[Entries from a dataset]
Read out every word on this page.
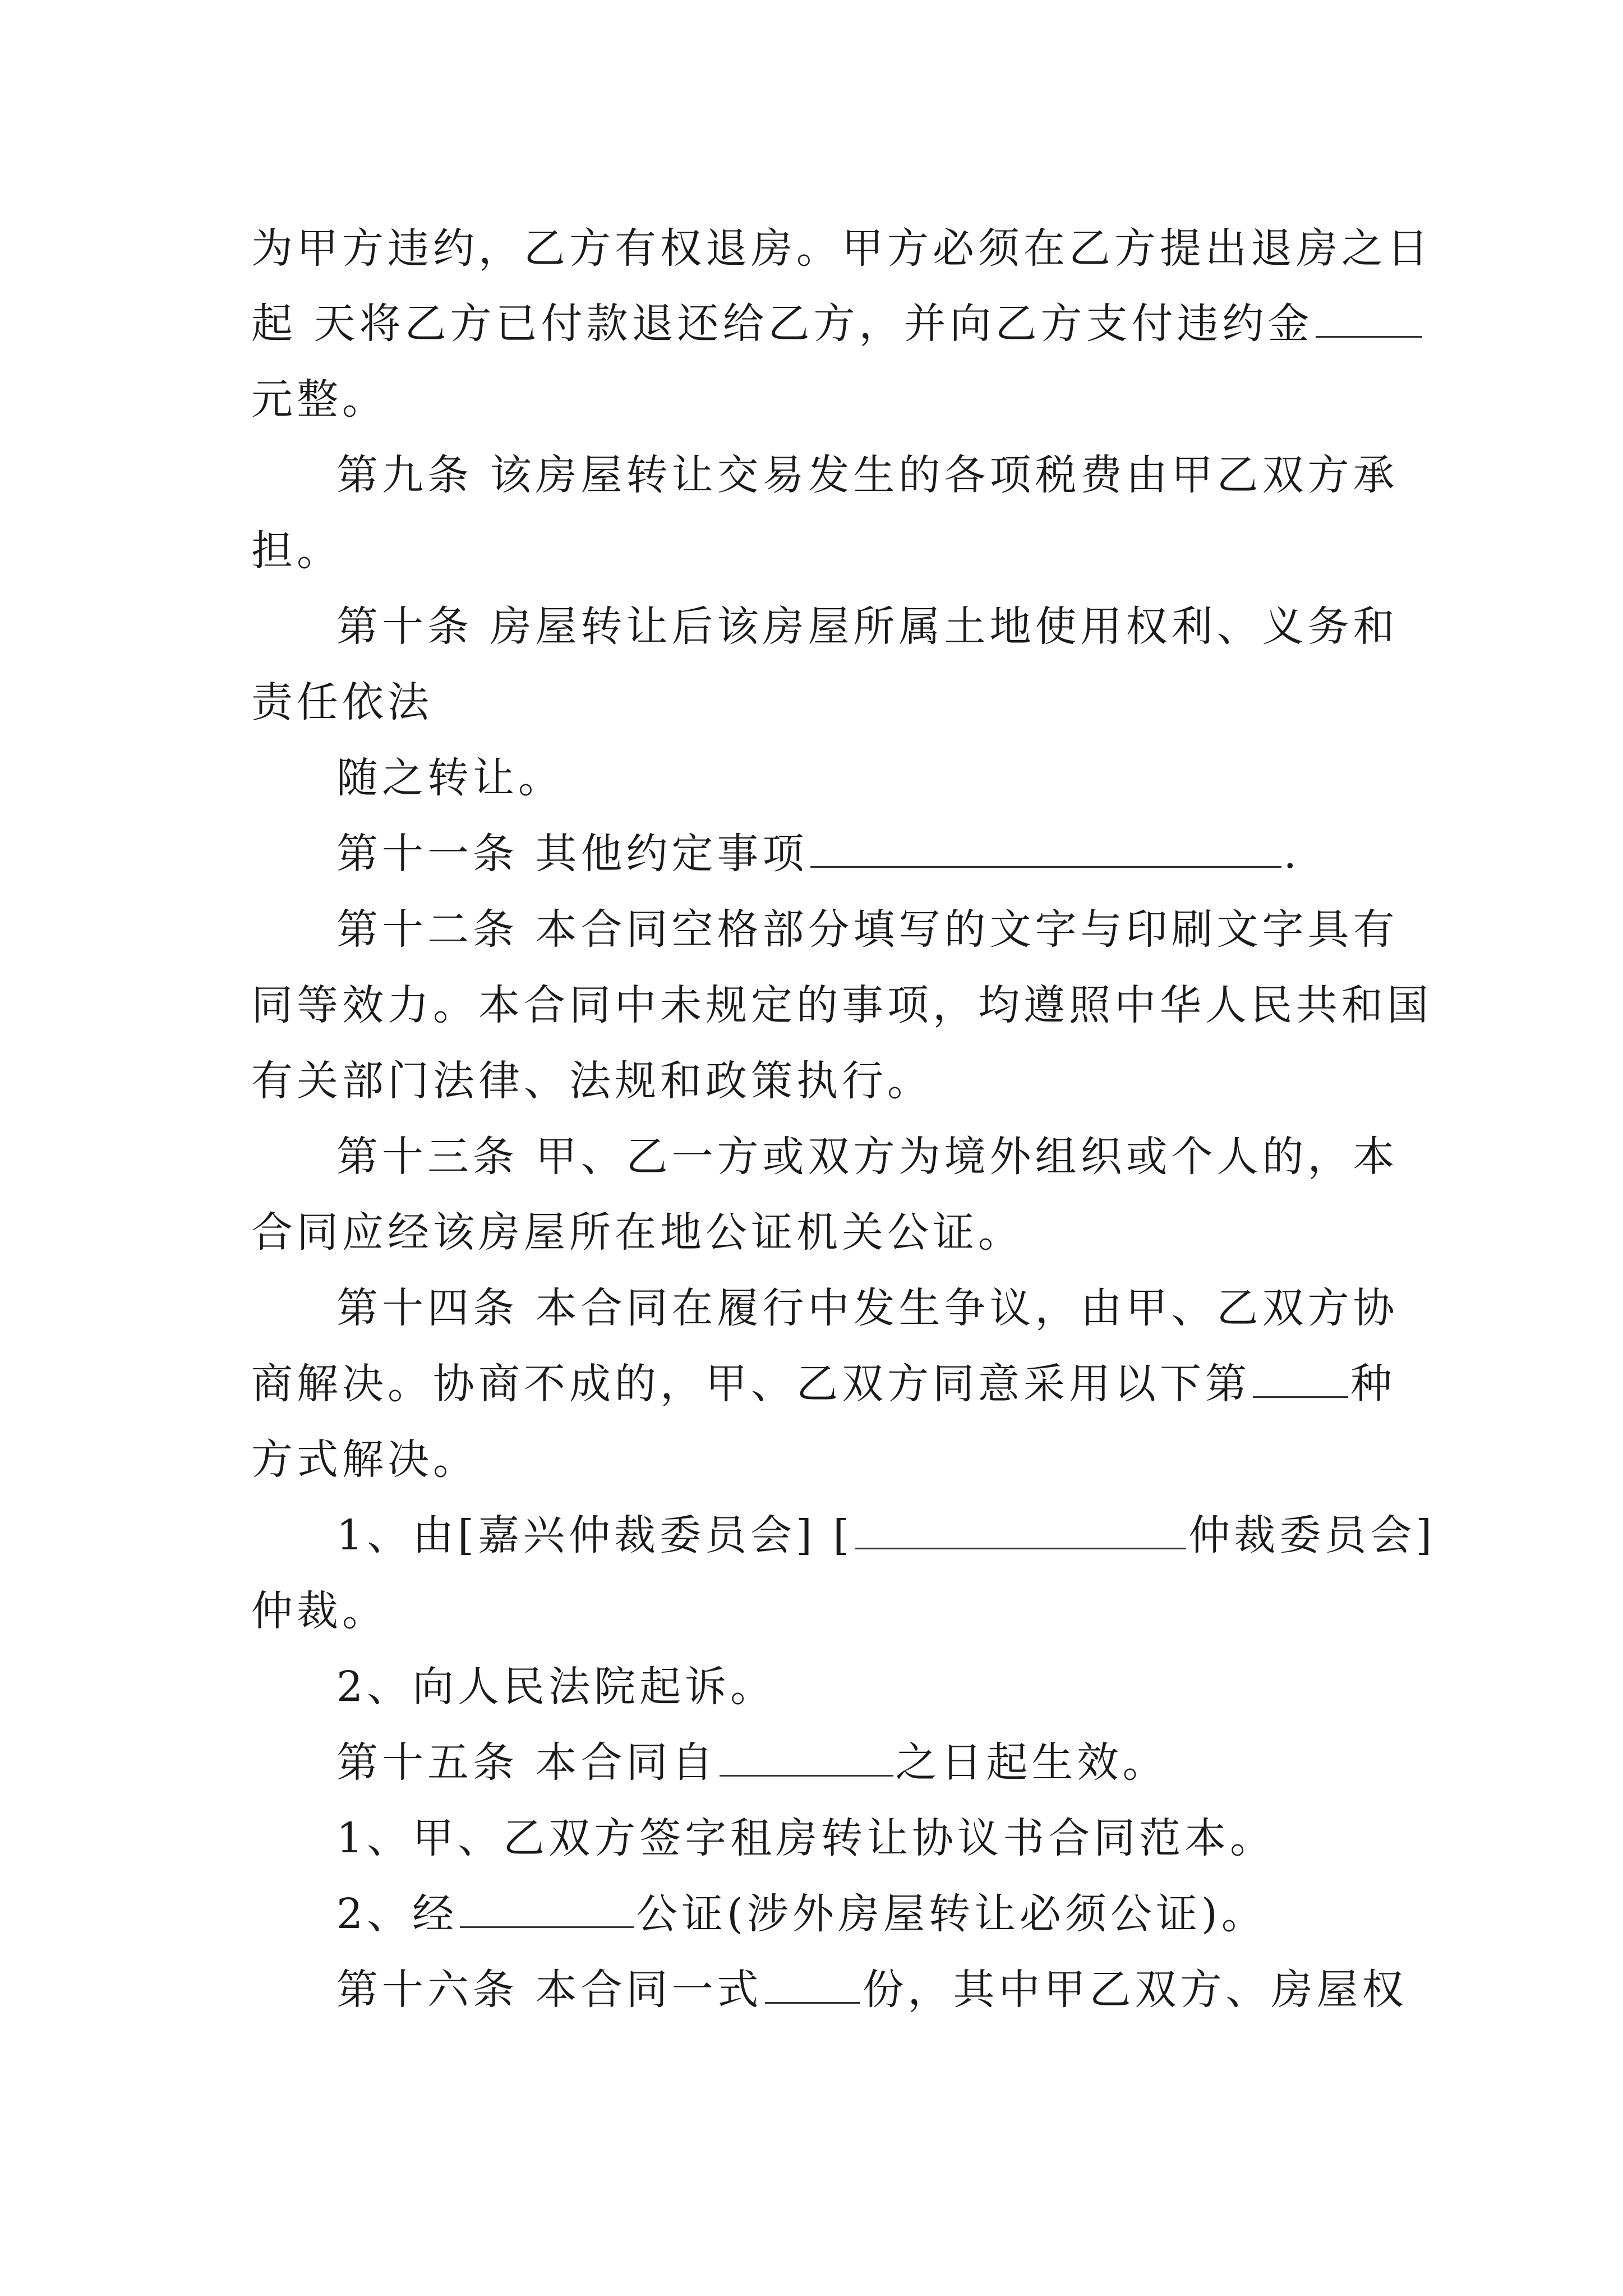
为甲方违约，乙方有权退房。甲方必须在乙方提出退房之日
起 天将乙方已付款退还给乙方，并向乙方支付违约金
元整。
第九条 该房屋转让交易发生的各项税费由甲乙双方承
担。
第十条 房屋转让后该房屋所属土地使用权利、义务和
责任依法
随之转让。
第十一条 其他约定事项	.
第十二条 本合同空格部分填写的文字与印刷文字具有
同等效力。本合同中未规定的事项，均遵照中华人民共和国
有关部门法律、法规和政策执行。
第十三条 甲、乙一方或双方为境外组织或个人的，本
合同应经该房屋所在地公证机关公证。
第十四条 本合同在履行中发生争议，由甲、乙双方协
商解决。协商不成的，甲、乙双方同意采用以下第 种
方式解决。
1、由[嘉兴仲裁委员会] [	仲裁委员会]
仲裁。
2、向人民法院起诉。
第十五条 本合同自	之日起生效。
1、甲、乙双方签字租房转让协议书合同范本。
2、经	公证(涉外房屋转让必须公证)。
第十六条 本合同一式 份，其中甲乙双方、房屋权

...

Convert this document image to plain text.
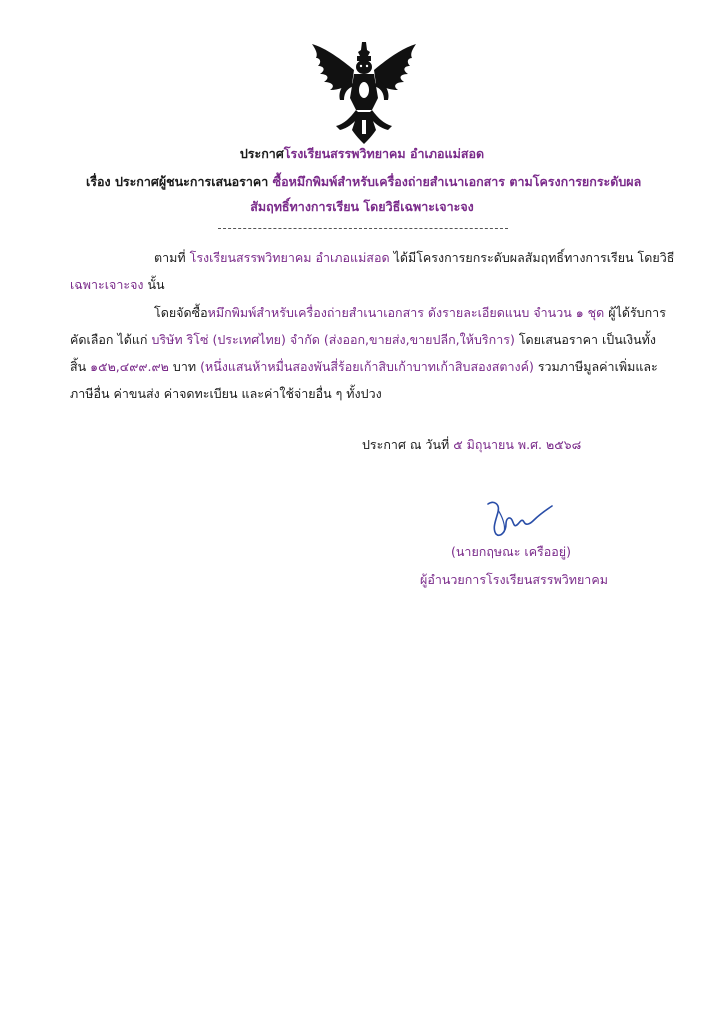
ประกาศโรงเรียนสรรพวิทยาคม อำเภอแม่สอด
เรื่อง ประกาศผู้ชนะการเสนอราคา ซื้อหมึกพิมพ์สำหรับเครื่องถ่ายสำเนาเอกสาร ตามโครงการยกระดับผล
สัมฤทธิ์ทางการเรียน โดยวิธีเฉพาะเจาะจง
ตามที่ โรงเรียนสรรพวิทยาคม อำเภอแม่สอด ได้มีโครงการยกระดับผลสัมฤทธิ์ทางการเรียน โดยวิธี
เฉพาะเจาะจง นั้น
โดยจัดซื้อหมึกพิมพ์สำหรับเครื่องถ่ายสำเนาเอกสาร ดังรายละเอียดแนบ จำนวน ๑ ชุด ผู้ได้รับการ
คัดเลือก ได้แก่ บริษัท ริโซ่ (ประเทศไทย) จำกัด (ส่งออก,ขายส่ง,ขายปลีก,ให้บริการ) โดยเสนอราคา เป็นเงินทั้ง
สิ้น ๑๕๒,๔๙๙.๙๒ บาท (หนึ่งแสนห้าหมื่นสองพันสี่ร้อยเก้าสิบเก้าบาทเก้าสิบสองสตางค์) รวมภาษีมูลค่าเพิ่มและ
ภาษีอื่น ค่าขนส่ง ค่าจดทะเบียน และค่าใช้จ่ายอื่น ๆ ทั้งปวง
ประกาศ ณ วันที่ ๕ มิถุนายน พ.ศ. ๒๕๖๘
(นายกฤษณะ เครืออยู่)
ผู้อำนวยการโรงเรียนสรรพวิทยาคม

* Short problem
Report back each line of the entries that holds the string "ทยาคม".

* Worked solution
ประกาศโรงเรียนสรรพวิทยาคม อำเภอแม่สอด
ตามที่ โรงเรียนสรรพวิทยาคม อำเภอแม่สอด ได้มีโครงการยกระดับผลสัมฤทธิ์ทางการเรียน โดยวิธี
ผู้อำนวยการโรงเรียนสรรพวิทยาคม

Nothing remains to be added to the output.